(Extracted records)
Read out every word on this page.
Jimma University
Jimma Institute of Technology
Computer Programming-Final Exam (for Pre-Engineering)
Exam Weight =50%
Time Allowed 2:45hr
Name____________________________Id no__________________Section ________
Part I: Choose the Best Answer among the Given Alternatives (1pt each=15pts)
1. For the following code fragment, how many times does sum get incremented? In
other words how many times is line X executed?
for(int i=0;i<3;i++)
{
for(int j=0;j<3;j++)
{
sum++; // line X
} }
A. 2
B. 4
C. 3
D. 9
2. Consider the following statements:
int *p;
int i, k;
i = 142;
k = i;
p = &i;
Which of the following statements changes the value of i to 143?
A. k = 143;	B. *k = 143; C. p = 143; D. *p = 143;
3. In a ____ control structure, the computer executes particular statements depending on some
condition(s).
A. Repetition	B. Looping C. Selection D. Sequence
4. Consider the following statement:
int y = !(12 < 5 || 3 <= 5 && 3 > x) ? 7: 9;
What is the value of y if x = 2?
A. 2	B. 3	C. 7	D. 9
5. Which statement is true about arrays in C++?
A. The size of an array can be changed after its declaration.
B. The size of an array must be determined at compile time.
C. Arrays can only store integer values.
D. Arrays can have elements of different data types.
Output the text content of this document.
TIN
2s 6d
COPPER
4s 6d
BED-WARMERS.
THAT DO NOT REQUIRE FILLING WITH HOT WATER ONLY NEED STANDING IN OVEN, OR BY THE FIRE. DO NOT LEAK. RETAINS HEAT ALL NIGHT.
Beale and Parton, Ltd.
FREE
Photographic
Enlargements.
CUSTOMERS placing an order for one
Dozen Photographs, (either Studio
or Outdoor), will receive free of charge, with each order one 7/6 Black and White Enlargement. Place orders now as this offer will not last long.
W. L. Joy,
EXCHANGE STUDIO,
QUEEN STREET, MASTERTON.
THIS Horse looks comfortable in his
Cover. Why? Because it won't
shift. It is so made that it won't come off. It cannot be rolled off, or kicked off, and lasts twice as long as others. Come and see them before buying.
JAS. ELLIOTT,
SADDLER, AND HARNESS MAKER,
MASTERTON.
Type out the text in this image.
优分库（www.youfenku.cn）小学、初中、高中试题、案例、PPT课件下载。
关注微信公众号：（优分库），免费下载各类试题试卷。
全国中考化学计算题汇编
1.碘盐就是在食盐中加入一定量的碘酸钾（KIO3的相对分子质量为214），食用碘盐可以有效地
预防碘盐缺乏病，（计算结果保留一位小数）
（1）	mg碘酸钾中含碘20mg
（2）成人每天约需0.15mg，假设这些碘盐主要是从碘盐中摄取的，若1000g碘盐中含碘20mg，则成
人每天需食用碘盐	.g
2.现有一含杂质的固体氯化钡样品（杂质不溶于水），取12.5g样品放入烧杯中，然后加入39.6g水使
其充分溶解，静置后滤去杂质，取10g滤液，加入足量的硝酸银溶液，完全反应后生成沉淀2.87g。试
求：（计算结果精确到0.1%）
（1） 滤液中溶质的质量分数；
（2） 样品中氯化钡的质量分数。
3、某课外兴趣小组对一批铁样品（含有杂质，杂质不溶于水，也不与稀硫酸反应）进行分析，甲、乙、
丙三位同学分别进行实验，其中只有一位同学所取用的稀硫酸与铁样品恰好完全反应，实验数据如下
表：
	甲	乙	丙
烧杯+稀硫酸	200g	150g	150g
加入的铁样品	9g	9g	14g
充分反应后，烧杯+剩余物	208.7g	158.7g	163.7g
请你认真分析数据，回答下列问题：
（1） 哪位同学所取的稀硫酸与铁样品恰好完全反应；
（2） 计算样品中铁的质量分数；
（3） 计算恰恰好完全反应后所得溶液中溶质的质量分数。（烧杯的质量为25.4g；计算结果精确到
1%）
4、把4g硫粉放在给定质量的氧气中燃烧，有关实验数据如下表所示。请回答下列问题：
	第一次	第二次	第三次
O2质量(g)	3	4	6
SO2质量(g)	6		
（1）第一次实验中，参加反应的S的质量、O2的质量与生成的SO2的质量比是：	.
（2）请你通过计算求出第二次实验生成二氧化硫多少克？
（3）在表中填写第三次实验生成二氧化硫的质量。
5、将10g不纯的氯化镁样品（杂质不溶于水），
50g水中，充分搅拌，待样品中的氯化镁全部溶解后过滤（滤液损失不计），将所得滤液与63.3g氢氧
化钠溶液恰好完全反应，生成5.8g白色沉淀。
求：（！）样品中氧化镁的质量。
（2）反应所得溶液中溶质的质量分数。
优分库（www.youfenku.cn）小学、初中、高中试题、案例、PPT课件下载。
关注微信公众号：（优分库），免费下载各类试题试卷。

TASK INSTRUCTIONS:
Scan the lines above for "following", then copy every one that has it.

FULL RESPONSE:
1. For the following code fragment, how many times does sum get incremented? In
2. Consider the following statements:
Which of the following statements changes the value of i to 143?
4. Consider the following statement:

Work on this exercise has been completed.